EXTRACT:
** START **

What was your favourite film from 1991? And did it make the end of year top 10? Find out below...
1991 was quite a diverse year for cinema goers and film in general. One of the big releases would go on to sweep the Big Five Oscars at the Academy Awards and in doing so become only the third film to achieve that feat, and even more rarely the only movie catagorised in the horror genre to win Best Picture. Disney also made waves at the Oscars when their 1991 offering became the first animated film to be nominated for Best Picture. But it was the groundbreaking special effects work within a big-budget science fiction tale which ruled the summer that year, and had everyone grateful that Arnold Schwarzenneger had made good on his promise of "I'll be back."

Outside of the top 10, films like Thelma & Louise, The Doors, City Slickers, Point Break, Bill & Ted's Bogus Journey, and The Commitments all found varying degrees of success, many becomming bigger hits when released on home video. 1991 also saw some later household names make their cinematic debut in, what was often, no more than a bit part; Steve Carrell appeared in Curly Sue, Halle Berry in Jungle Fever, Philip Seymour Hoffman in Triple Bogey on a Par Five Hole, Reese Witherspoon in The Man in the Moon, and Leonardo DiCaprio in his masterpiece (a-hem) Critters 3.

But what of the big 10? Without further ado, let's count them down. How many of these did you go and see at the cinema in 1991?
10. Hot Shots!
Yeah. I wouldn't have thought it either. Directed by Jim Abrahams, the co-writer and co-director of Airplane! who also clearly likes to use exclamation marks in his movie titles (see also Top Secret! and The Naked Gun: From the Files of Police Squad!), I'm not sure Hot Shots! is now considered as much of a comedy classic as his earlier spoof masterpiece, but boy did it do the business in 1991.

Starring Charlie Sheen, Hot Shots! is primarily a parody of Top Gun, with some scenes spoofing other popular films, including 9+1⁄2 Weeks, The Fabulous Baker Boys, Dances with Wolves, Marathon Man, Rocky, Superman and Gone with the Wind. Debuting at number one in the United States, Hot Shots! was both a critical and commercial success, grossing over $180 million worldwide on a $26 million budget. The Rambo-spoofing sequel Hot Shots! Part Deux arrived two years later, it didn't quite match the original in box office but still netted in excess of $100 million profit, so what do I know?
9. Cape Fear
Martin Scorsese's 1991 psychological thriller Cape Fear was a remake of the 1962 film of the same name which was based on John D. MacDonald's 1957 novel, The Executioners. Starring a chillingly terrifying Robert De Niro, alongside Nick Nolte, Jessica Lange, Joe Don Baker, and an impressive performance by young Juliette Lewis. Also appearing in Cape Fear were Robert Mitchum, Gregory Peck (in what would be his final theatrical film role) and Martin Balsam; all three starred in the original film.

** END **

DATA BLOCK:
** START **

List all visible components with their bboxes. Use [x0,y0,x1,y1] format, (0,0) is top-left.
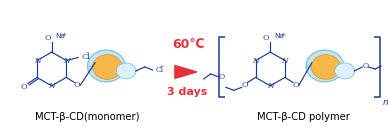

** END **

GOALS:
1. Write out the passage of the 1991 box-office article from "Yeah. I wouldn't" to "business in 1991.", word for word.
2. Pick up the countdown of 1991's top films where the article stops and write the next part.

ANSWERS TO THE EXERCISES:
1.
Yeah. I wouldn't have thought it either. Directed by Jim Abrahams, the co-writer and co-director of Airplane! who also clearly likes to use exclamation marks in his movie titles (see also Top Secret! and The Naked Gun: From the Files of Police Squad!), I'm not sure Hot Shots! is now considered as much of a comedy classic as his earlier spoof masterpiece, but boy did it do the business in 1991.

2.
An unsettling watch, Cape Fear tells the story of a convicted rapist, who, mostly by using his newfound knowledge of the law and its numerous loopholes, seeks vengeance against a former public defender, whom he blames for his 14-year imprisonment because of the purposefully faulty defense tactics used during his trial. Several scenes stay with you long after the credits have finished rolling, meaning there were many nightmares taking place back in 1991 as Cape Fear proved to be a huge box-office success, making $182,291,969 worldwide on a $35-million budget.
8. The Addams Family
Their creepy and their kooky... And they were back! Back in a full-length supernatural black comedy from director Barry Sonnenfeld (in what was his screen directing debut). Starring Anjelica Huston, who was nominated for a Golden Globe for her performance as Morticia Addams, Raul Julia as Gomez Addams, and Christopher Lloyd. The film focuses on a bizarre, macabre, aristocratic family who reconnect with who they believe to be a long-lost relative, Gomez's brother Fester Addams, but is he? No spoilers!

The Addams Family also featured Christina Ricci as Wednesday Addams in what may just be the most perfect piece of casting, among an incredibly well cast film. The production wasn't exactly a smooth one, and budget's balooned throughout filming, but with a final worldwide box office of $191.5 million against a $30 million shooting cost, The Addams Family did more than enough business to garner a sequel, 1993's Addams Family Values.
7. The Naked Gun 2+1⁄2: The Smell of Fear
Jim Abrahams had quite a year. The team of Zucker, Abrahams, Zucker not only scored big with Hot Shots! but brought Leslie Nielsen's comically bumbling Police Lt. Frank Drebin of 1982s Police Squad! and 1988s The Naked Gun back to the big screen in the sequel The Naked Gun 2+1⁄2: The Smell of Fear.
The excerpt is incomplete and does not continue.